* _Given records_
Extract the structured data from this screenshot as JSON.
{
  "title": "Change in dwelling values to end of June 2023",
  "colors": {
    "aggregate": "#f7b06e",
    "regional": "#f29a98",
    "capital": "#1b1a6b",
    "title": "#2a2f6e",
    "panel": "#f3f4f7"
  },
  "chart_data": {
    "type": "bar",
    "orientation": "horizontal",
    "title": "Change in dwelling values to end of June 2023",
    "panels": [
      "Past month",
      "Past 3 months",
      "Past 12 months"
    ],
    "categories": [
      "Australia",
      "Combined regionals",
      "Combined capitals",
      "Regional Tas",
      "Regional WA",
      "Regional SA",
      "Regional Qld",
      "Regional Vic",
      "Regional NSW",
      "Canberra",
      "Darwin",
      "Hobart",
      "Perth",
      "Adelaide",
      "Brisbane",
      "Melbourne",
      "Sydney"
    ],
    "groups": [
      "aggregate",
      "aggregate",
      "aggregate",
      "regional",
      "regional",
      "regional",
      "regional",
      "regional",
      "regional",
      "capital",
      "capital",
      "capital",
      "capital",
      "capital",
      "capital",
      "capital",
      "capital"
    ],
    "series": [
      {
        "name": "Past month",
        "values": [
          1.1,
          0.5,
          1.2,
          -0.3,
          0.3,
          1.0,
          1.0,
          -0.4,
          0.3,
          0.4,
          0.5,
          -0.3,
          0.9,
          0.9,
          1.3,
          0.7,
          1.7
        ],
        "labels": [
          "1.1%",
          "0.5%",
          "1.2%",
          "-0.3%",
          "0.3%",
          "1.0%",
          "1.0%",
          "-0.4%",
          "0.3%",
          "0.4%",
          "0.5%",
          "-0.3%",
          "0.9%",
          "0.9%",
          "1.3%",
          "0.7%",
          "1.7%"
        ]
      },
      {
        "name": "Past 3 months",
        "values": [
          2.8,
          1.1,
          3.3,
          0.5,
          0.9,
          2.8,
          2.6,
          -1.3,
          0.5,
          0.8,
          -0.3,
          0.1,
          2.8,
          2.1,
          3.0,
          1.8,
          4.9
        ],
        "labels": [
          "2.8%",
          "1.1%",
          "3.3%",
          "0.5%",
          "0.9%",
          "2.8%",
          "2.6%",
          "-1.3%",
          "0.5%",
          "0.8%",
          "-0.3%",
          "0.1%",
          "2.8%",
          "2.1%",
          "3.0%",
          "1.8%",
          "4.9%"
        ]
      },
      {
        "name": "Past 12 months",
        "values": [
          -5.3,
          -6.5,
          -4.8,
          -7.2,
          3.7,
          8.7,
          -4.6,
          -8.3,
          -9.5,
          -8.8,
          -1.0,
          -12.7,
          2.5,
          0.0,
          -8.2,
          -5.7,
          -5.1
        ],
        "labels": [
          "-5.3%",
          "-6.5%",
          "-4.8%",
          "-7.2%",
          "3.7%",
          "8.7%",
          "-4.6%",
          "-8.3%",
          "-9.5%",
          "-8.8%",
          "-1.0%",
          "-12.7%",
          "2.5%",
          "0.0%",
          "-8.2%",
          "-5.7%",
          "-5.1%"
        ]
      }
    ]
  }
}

* _Directions_
Copy out all lines above that include the string "Combined".

* _Completed exercise_
      "Combined regionals",
      "Combined capitals",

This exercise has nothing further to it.